━━ STORED ROWS ━━

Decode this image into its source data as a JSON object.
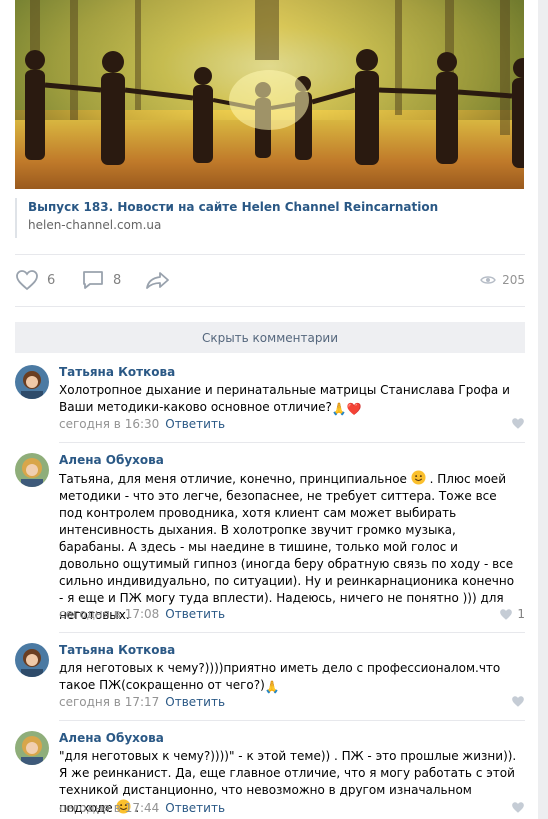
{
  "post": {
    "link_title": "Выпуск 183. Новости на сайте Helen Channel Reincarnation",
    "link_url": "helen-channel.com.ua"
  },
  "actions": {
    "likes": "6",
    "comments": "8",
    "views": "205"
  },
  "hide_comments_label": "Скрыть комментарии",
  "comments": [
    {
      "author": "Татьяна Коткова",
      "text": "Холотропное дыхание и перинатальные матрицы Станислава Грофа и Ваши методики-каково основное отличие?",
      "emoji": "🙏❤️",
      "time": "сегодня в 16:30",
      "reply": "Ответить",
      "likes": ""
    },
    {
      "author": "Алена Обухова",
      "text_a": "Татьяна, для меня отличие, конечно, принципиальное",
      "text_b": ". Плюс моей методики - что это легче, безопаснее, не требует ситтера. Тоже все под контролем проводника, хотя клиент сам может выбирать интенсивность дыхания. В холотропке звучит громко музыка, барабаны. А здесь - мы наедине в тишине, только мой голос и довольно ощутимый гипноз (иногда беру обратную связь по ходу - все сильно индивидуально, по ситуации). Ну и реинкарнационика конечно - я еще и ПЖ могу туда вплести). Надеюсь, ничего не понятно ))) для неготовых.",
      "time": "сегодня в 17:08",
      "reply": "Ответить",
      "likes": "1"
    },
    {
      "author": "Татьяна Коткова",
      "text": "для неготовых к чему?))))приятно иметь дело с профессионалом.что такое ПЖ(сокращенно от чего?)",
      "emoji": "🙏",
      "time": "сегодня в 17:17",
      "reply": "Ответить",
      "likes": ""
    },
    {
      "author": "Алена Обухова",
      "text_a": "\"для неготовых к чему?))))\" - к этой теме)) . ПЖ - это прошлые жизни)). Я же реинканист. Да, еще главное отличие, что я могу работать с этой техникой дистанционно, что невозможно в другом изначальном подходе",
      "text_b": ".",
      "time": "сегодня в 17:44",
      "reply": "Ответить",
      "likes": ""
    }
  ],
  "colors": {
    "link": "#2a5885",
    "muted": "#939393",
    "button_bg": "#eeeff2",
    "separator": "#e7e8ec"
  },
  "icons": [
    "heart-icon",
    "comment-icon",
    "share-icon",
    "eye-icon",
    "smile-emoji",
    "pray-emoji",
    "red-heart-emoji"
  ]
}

━━━
━━ STORED ROWS ━━

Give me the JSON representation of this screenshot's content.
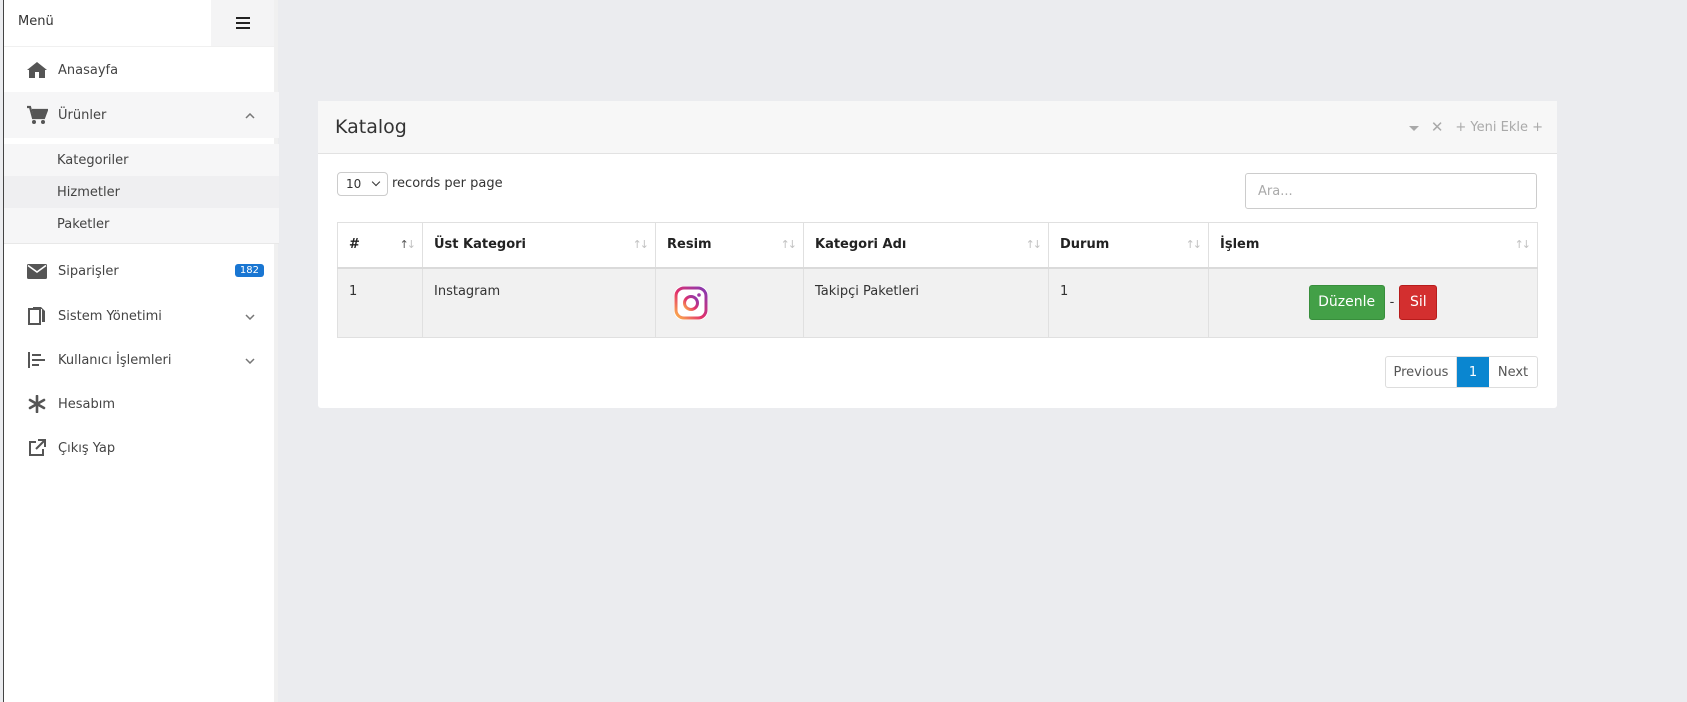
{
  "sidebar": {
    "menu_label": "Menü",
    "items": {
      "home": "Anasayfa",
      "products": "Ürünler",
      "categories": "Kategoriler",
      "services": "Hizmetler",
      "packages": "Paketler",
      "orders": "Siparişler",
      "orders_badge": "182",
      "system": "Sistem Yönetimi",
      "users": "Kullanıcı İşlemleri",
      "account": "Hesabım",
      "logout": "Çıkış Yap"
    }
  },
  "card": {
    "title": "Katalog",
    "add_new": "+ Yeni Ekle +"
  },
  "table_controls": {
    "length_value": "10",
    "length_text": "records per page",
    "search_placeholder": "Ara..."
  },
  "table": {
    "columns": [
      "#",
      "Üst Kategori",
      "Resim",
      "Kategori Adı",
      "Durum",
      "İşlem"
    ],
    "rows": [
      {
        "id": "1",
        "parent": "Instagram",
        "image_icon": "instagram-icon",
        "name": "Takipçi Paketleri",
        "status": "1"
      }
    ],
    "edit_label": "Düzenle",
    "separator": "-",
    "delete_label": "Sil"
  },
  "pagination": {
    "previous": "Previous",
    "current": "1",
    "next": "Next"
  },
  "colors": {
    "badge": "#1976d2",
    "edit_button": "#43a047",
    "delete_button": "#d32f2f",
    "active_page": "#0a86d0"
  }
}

━━━

**TASK OBJECTIVE**
How many lines in the records above contain the word "emoji"? Reply with the number and nothing more.

**TASK SOLUTION**
5